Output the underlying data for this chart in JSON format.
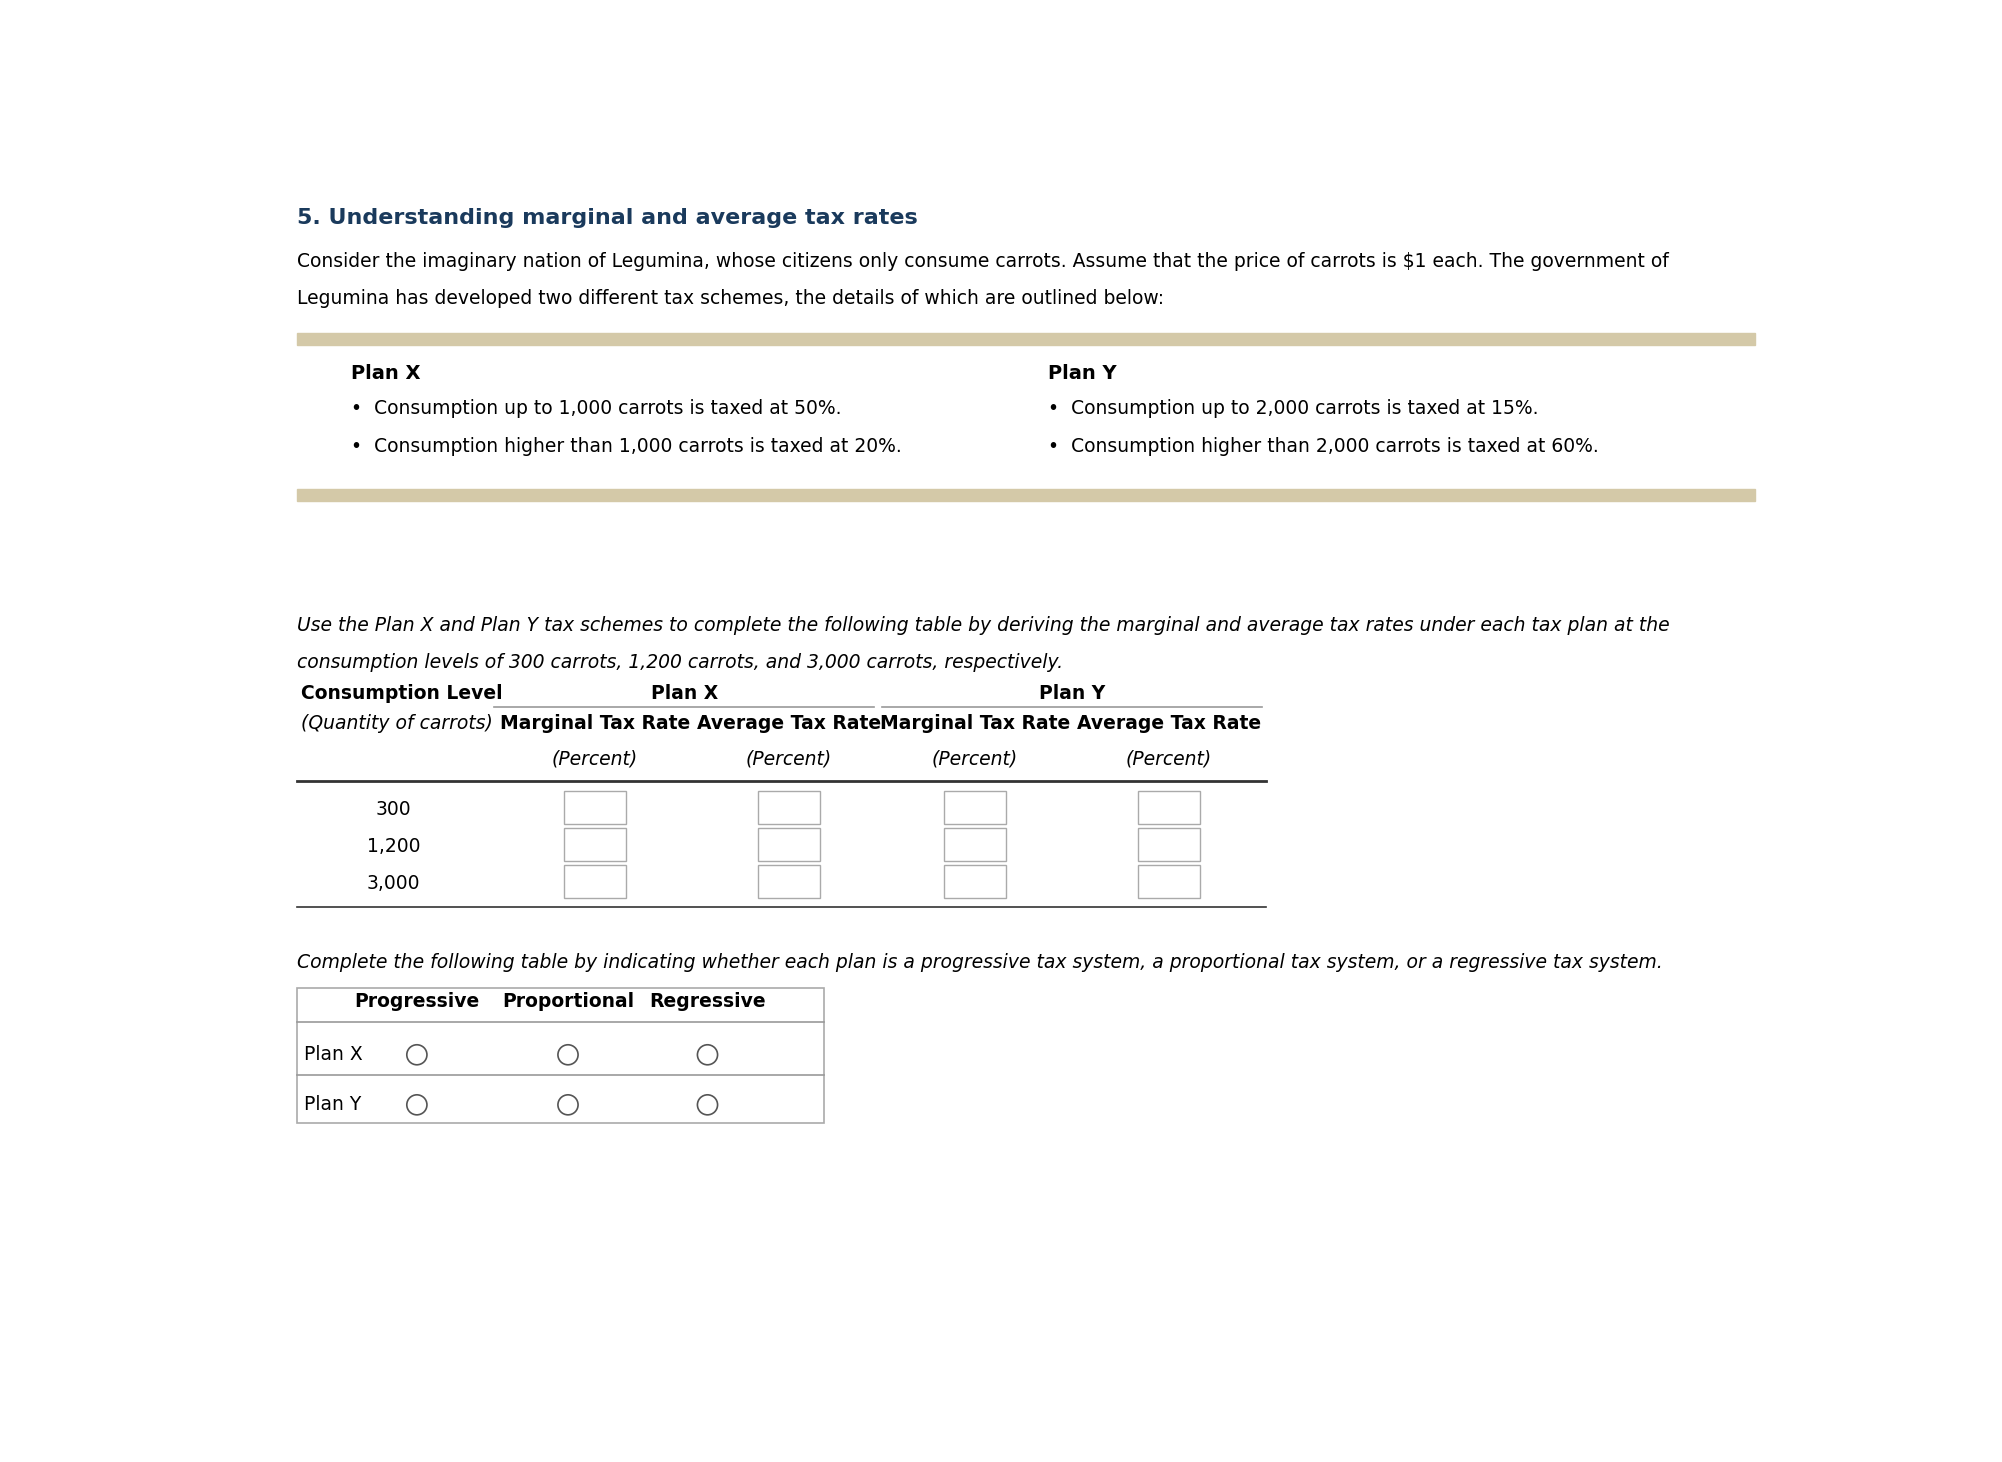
{
  "title": "5. Understanding marginal and average tax rates",
  "title_color": "#1a3a5c",
  "body_text1": "Consider the imaginary nation of Legumina, whose citizens only consume carrots. Assume that the price of carrots is $1 each. The government of",
  "body_text2": "Legumina has developed two different tax schemes, the details of which are outlined below:",
  "plan_box_color": "#d4c9a8",
  "plan_x_title": "Plan X",
  "plan_y_title": "Plan Y",
  "plan_x_bullet1": "Consumption up to 1,000 carrots is taxed at 50%.",
  "plan_x_bullet2": "Consumption higher than 1,000 carrots is taxed at 20%.",
  "plan_y_bullet1": "Consumption up to 2,000 carrots is taxed at 15%.",
  "plan_y_bullet2": "Consumption higher than 2,000 carrots is taxed at 60%.",
  "instruction_text1": "Use the Plan X and Plan Y tax schemes to complete the following table by deriving the marginal and average tax rates under each tax plan at the",
  "instruction_text2": "consumption levels of 300 carrots, 1,200 carrots, and 3,000 carrots, respectively.",
  "table1_rows": [
    "300",
    "1,200",
    "3,000"
  ],
  "instruction2": "Complete the following table by indicating whether each plan is a progressive tax system, a proportional tax system, or a regressive tax system.",
  "bg_color": "#ffffff",
  "text_color": "#000000",
  "box_border_color": "#aaaaaa",
  "line_color": "#999999",
  "thick_line_color": "#333333"
}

★ ★ ★ ★ ★ ★ ★

-- Work to be completed --
Ignore the images and quote every line of the listing exactly.

-- Response to this task --
Output the underlying data for this chart in JSON format.
{
  "title": "5. Understanding marginal and average tax rates",
  "title_color": "#1a3a5c",
  "body_text1": "Consider the imaginary nation of Legumina, whose citizens only consume carrots. Assume that the price of carrots is $1 each. The government of",
  "body_text2": "Legumina has developed two different tax schemes, the details of which are outlined below:",
  "plan_box_color": "#d4c9a8",
  "plan_x_title": "Plan X",
  "plan_y_title": "Plan Y",
  "plan_x_bullet1": "Consumption up to 1,000 carrots is taxed at 50%.",
  "plan_x_bullet2": "Consumption higher than 1,000 carrots is taxed at 20%.",
  "plan_y_bullet1": "Consumption up to 2,000 carrots is taxed at 15%.",
  "plan_y_bullet2": "Consumption higher than 2,000 carrots is taxed at 60%.",
  "instruction_text1": "Use the Plan X and Plan Y tax schemes to complete the following table by deriving the marginal and average tax rates under each tax plan at the",
  "instruction_text2": "consumption levels of 300 carrots, 1,200 carrots, and 3,000 carrots, respectively.",
  "table1_rows": [
    "300",
    "1,200",
    "3,000"
  ],
  "instruction2": "Complete the following table by indicating whether each plan is a progressive tax system, a proportional tax system, or a regressive tax system.",
  "bg_color": "#ffffff",
  "text_color": "#000000",
  "box_border_color": "#aaaaaa",
  "line_color": "#999999",
  "thick_line_color": "#333333"
}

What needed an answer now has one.